■ **WRITTEN EXERCISE**
Reproduce all of the items below, substituting "image" for "screenshot" and keeping every other part unchanged. Omit the pictures from your answer.

[Element and coordinate records]

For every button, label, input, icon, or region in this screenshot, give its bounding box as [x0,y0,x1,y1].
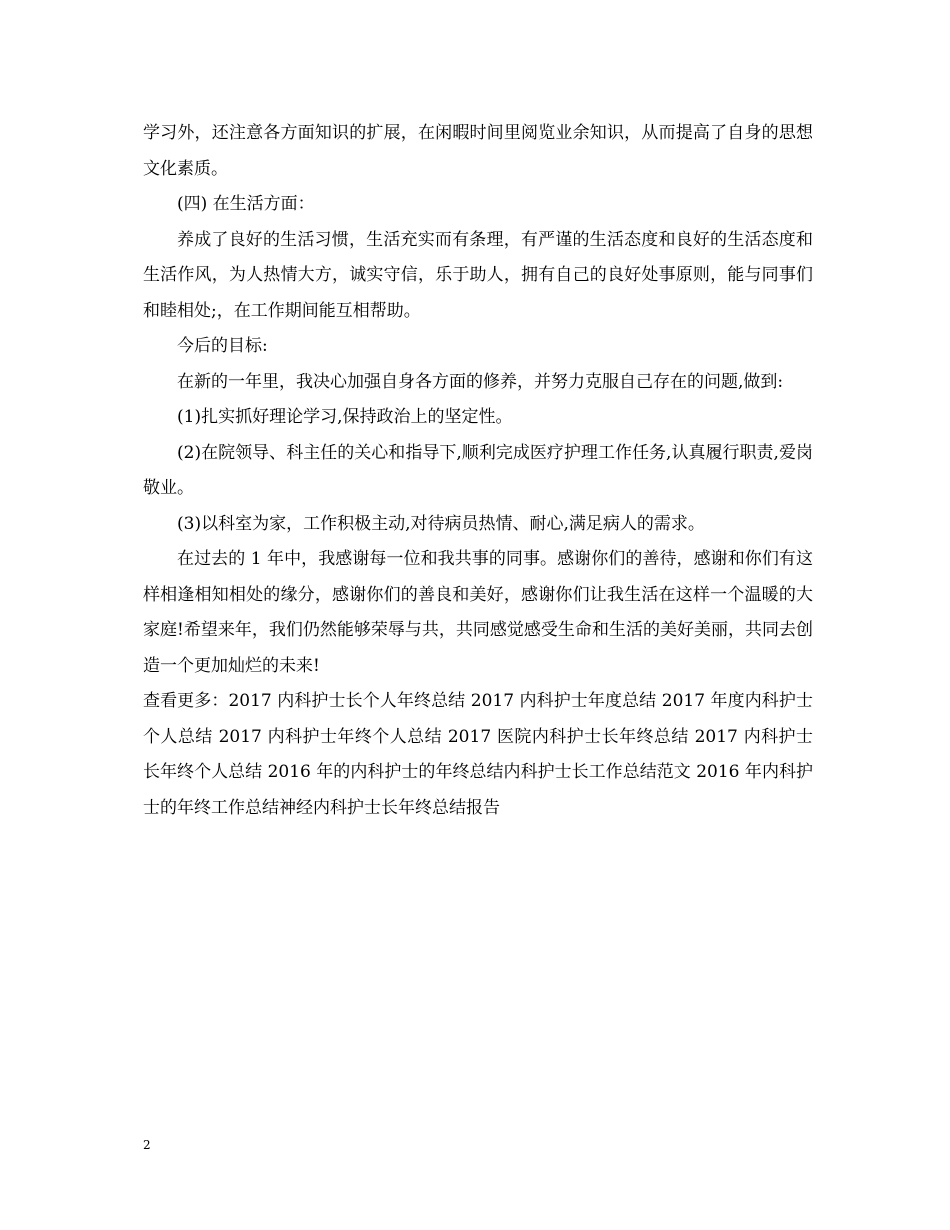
paragraph-life-habits: 养成了良好的生活习惯，生活充实而有条理，有严谨的生活态度和良好的生活态度和生活作风，为人热情大方，诚实守信，乐于助人，拥有自己的良好处事原则，能与同事们和睦相处;，在工作期间能互相帮助。 [143,229,813,321]
page-number: 2 [143,1138,151,1152]
paragraph-thanks: 在过去的 1 年中，我感谢每一位和我共事的同事。感谢你们的善待，感谢和你们有这样相逢相知相处的缘分，感谢你们的善良和美好，感谢你们让我生活在这样一个温暖的大家庭!希望来年，我们仍然能够荣辱与共，共同感觉感受生命和生活的美好美丽，共同去创造一个更加灿烂的未来! [143,549,813,676]
paragraph-new-year-resolution: 在新的一年里，我决心加强自身各方面的修养，并努力克服自己存在的问题,做到: [177,371,784,392]
heading-future-goals: 今后的目标: [177,336,268,356]
heading-life-aspect: (四) 在生活方面： [177,194,315,214]
list-item-goal-2: (2)在院领导、科主任的关心和指导下,顺利完成医疗护理工作任务,认真履行职责,爱岗敬业。 [143,442,813,498]
paragraph-continuation: 学习外，还注意各方面知识的扩展，在闲暇时间里阅览业余知识，从而提高了自身的思想文化素质。 [143,123,813,179]
list-item-goal-1: (1)扎实抓好理论学习,保持政治上的坚定性。 [177,407,513,427]
document-body [143,116,813,826]
related-links-paragraph[interactable]: 查看更多：2017 内科护士长个人年终总结 2017 内科护士年度总结 2017 年度内科护士个人总结 2017 内科护士年终个人总结 2017 医院内科护士长年终总结 2017 内科护士长年终个人总结 2016 年的内科护士的年终总结内科护士长工作总结范文 2016 年内科护士的年终工作总结神经内科护士长年终总结报告 [143,691,813,818]
list-item-goal-3: (3)以科室为家，工作积极主动,对待病员热情、耐心,满足病人的需求。 [177,513,705,534]
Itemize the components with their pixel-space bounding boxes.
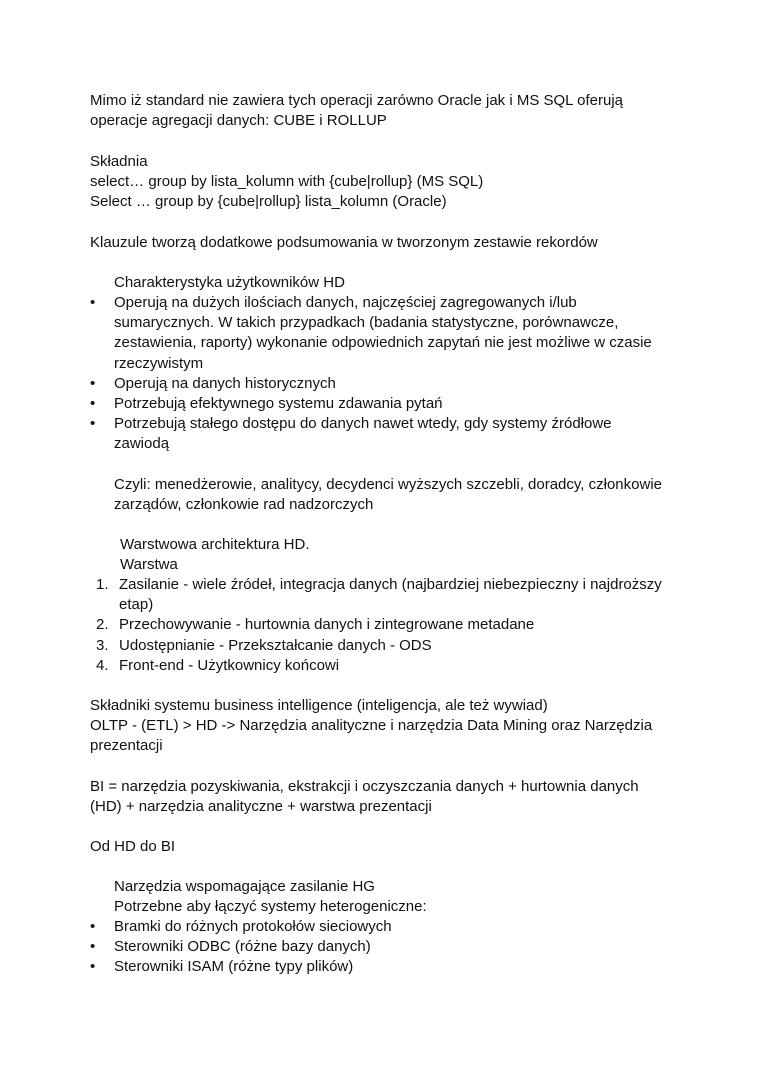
- syntax-paragraph: [90, 152, 680, 213]
- tools-subheading: Potrzebne aby łączyć systemy heterogeniczne:: [114, 898, 427, 915]
- list-number: 3.: [96, 636, 109, 654]
- list-item: • Sterowniki ISAM (różne typy plików): [90, 957, 680, 977]
- bi-section-title: Od HD do BI: [90, 838, 176, 855]
- list-text: Udostępnianie - Przekształcanie danych - ODS: [119, 636, 432, 654]
- architecture-list: [90, 575, 690, 676]
- list-item: • Potrzebują stałego dostępu do danych nawet wtedy, gdy systemy źródłowe zawiodą: [90, 414, 670, 454]
- list-text: Zasilanie - wiele źródeł, integracja danych (najbardziej niebezpieczny i najdroższy etap): [119, 576, 662, 614]
- users-summary: Czyli: menedżerowie, analitycy, decydenci wyższych szczebli, doradcy, członkowie zarządów, członkowie rad nadzorczych: [114, 476, 662, 514]
- list-number: 4.: [96, 656, 109, 674]
- bi-formula: BI = narzędzia pozyskiwania, ekstrakcji i oczyszczania danych + hurtownia danych (HD) + narzędzia analityczne + warstwa prezentacji: [90, 778, 639, 816]
- list-item: • Operują na dużych ilościach danych, najczęściej zagregowanych i/lub sumarycznych. W takich przypadkach (badania statystyczne, porównawcze, zestawienia, raporty) wykonanie odpowiednich zapytań nie jest możliwe w czasie rzeczywistym: [90, 293, 670, 374]
- architecture-heading: Warstwowa architektura HD.: [120, 536, 310, 553]
- list-item: [90, 615, 690, 635]
- clauses-paragraph: [90, 233, 680, 253]
- list-number: 1.: [96, 576, 109, 593]
- list-text: Przechowywanie - hurtownia danych i zintegrowane metadane: [119, 616, 535, 634]
- bi-formula-paragraph: [90, 777, 650, 817]
- list-item: [90, 636, 690, 656]
- bi-components: Składniki systemu business intelligence (inteligencja, ale też wywiad): [90, 697, 548, 714]
- list-item: [90, 575, 690, 615]
- syntax-mssql: select… group by lista_kolumn with {cube|rollup} (MS SQL): [90, 173, 484, 191]
- syntax-oracle: Select … group by {cube|rollup} lista_kolumn (Oracle): [90, 193, 447, 211]
- tools-heading: Narzędzia wspomagające zasilanie HG: [114, 878, 375, 895]
- list-item: [90, 656, 690, 676]
- users-heading: Charakterystyka użytkowników HD: [114, 274, 345, 291]
- bi-flow: OLTP - (ETL) > HD -> Narzędzia analityczne i narzędzia Data Mining oraz Narzędzia prezentacji: [90, 717, 653, 755]
- architecture-subheading: Warstwa: [120, 556, 178, 573]
- clauses-text: Klauzule tworzą dodatkowe podsumowania w tworzonym zestawie rekordów: [90, 234, 598, 251]
- list-item: • Sterowniki ODBC (różne bazy danych): [90, 937, 680, 957]
- list-item: • Operują na danych historycznych: [90, 374, 670, 394]
- list-item: • Bramki do różnych protokołów sieciowych: [90, 917, 680, 937]
- list-number: 2.: [96, 616, 109, 634]
- intro-line-2: operacje agregacji danych: CUBE i ROLLUP: [90, 112, 387, 130]
- intro-line-1: Mimo iż standard nie zawiera tych operacji zarówno Oracle jak i MS SQL oferują: [90, 92, 623, 109]
- syntax-heading: Składnia: [90, 153, 148, 170]
- bi-components-paragraph: [90, 696, 660, 757]
- users-list: [90, 293, 670, 455]
- intro-paragraph: [90, 91, 680, 131]
- list-text: Front-end - Użytkownicy końcowi: [119, 656, 340, 674]
- tools-list: [90, 917, 680, 978]
- list-item: • Potrzebują efektywnego systemu zdawania pytań: [90, 394, 670, 414]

■ **CORRECT ANSWER**
For every button, label, input, icon, or region in this image, give its bounding box as [x0,y0,x1,y1].
paragraph-life-habits: 养成了良好的生活习惯，生活充实而有条理，有严谨的生活态度和良好的生活态度和生活作风，为人热情大方，诚实守信，乐于助人，拥有自己的良好处事原则，能与同事们和睦相处;，在工作期间能互相帮助。 [143,229,813,321]
page-number: 2 [143,1138,151,1152]
paragraph-thanks: 在过去的 1 年中，我感谢每一位和我共事的同事。感谢你们的善待，感谢和你们有这样相逢相知相处的缘分，感谢你们的善良和美好，感谢你们让我生活在这样一个温暖的大家庭!希望来年，我们仍然能够荣辱与共，共同感觉感受生命和生活的美好美丽，共同去创造一个更加灿烂的未来! [143,549,813,676]
paragraph-new-year-resolution: 在新的一年里，我决心加强自身各方面的修养，并努力克服自己存在的问题,做到: [177,371,784,392]
heading-future-goals: 今后的目标: [177,336,268,356]
heading-life-aspect: (四) 在生活方面： [177,194,315,214]
list-item-goal-2: (2)在院领导、科主任的关心和指导下,顺利完成医疗护理工作任务,认真履行职责,爱岗敬业。 [143,442,813,498]
paragraph-continuation: 学习外，还注意各方面知识的扩展，在闲暇时间里阅览业余知识，从而提高了自身的思想文化素质。 [143,123,813,179]
list-item-goal-1: (1)扎实抓好理论学习,保持政治上的坚定性。 [177,407,513,427]
document-body [143,116,813,826]
related-links-paragraph[interactable]: 查看更多：2017 内科护士长个人年终总结 2017 内科护士年度总结 2017 年度内科护士个人总结 2017 内科护士年终个人总结 2017 医院内科护士长年终总结 2017 内科护士长年终个人总结 2016 年的内科护士的年终总结内科护士长工作总结范文 2016 年内科护士的年终工作总结神经内科护士长年终总结报告 [143,691,813,818]
list-item-goal-3: (3)以科室为家，工作积极主动,对待病员热情、耐心,满足病人的需求。 [177,513,705,534]
Itemize the components with their pixel-space bounding boxes.
- syntax-paragraph: [90, 152, 680, 213]
- tools-subheading: Potrzebne aby łączyć systemy heterogeniczne:: [114, 898, 427, 915]
- list-number: 3.: [96, 636, 109, 654]
- list-item: • Sterowniki ISAM (różne typy plików): [90, 957, 680, 977]
- bi-section-title: Od HD do BI: [90, 838, 176, 855]
- list-text: Udostępnianie - Przekształcanie danych - ODS: [119, 636, 432, 654]
- architecture-list: [90, 575, 690, 676]
- list-item: • Potrzebują stałego dostępu do danych nawet wtedy, gdy systemy źródłowe zawiodą: [90, 414, 670, 454]
- list-text: Zasilanie - wiele źródeł, integracja danych (najbardziej niebezpieczny i najdroższy etap): [119, 576, 662, 614]
- users-summary: Czyli: menedżerowie, analitycy, decydenci wyższych szczebli, doradcy, członkowie zarządów, członkowie rad nadzorczych: [114, 476, 662, 514]
- list-number: 4.: [96, 656, 109, 674]
- bi-formula: BI = narzędzia pozyskiwania, ekstrakcji i oczyszczania danych + hurtownia danych (HD) + narzędzia analityczne + warstwa prezentacji: [90, 778, 639, 816]
- list-item: • Operują na dużych ilościach danych, najczęściej zagregowanych i/lub sumarycznych. W takich przypadkach (badania statystyczne, porównawcze, zestawienia, raporty) wykonanie odpowiednich zapytań nie jest możliwe w czasie rzeczywistym: [90, 293, 670, 374]
- architecture-heading: Warstwowa architektura HD.: [120, 536, 310, 553]
- list-item: [90, 615, 690, 635]
- clauses-paragraph: [90, 233, 680, 253]
- list-number: 1.: [96, 576, 109, 593]
- list-text: Przechowywanie - hurtownia danych i zintegrowane metadane: [119, 616, 535, 634]
- bi-formula-paragraph: [90, 777, 650, 817]
- list-item: [90, 636, 690, 656]
- bi-components: Składniki systemu business intelligence (inteligencja, ale też wywiad): [90, 697, 548, 714]
- list-item: [90, 575, 690, 615]
- syntax-mssql: select… group by lista_kolumn with {cube|rollup} (MS SQL): [90, 173, 484, 191]
- syntax-oracle: Select … group by {cube|rollup} lista_kolumn (Oracle): [90, 193, 447, 211]
- tools-heading: Narzędzia wspomagające zasilanie HG: [114, 878, 375, 895]
- list-item: [90, 656, 690, 676]
- users-heading: Charakterystyka użytkowników HD: [114, 274, 345, 291]
- bi-flow: OLTP - (ETL) > HD -> Narzędzia analityczne i narzędzia Data Mining oraz Narzędzia prezentacji: [90, 717, 653, 755]
- architecture-subheading: Warstwa: [120, 556, 178, 573]
- clauses-text: Klauzule tworzą dodatkowe podsumowania w tworzonym zestawie rekordów: [90, 234, 598, 251]
- list-item: • Sterowniki ODBC (różne bazy danych): [90, 937, 680, 957]
- list-item: • Operują na danych historycznych: [90, 374, 670, 394]
- list-item: • Bramki do różnych protokołów sieciowych: [90, 917, 680, 937]
- list-number: 2.: [96, 616, 109, 634]
- intro-line-2: operacje agregacji danych: CUBE i ROLLUP: [90, 112, 387, 130]
- intro-line-1: Mimo iż standard nie zawiera tych operacji zarówno Oracle jak i MS SQL oferują: [90, 92, 623, 109]
- syntax-heading: Składnia: [90, 153, 148, 170]
- bi-components-paragraph: [90, 696, 660, 757]
- users-list: [90, 293, 670, 455]
- intro-paragraph: [90, 91, 680, 131]
- list-text: Front-end - Użytkownicy końcowi: [119, 656, 340, 674]
- tools-list: [90, 917, 680, 978]
- list-item: • Potrzebują efektywnego systemu zdawania pytań: [90, 394, 670, 414]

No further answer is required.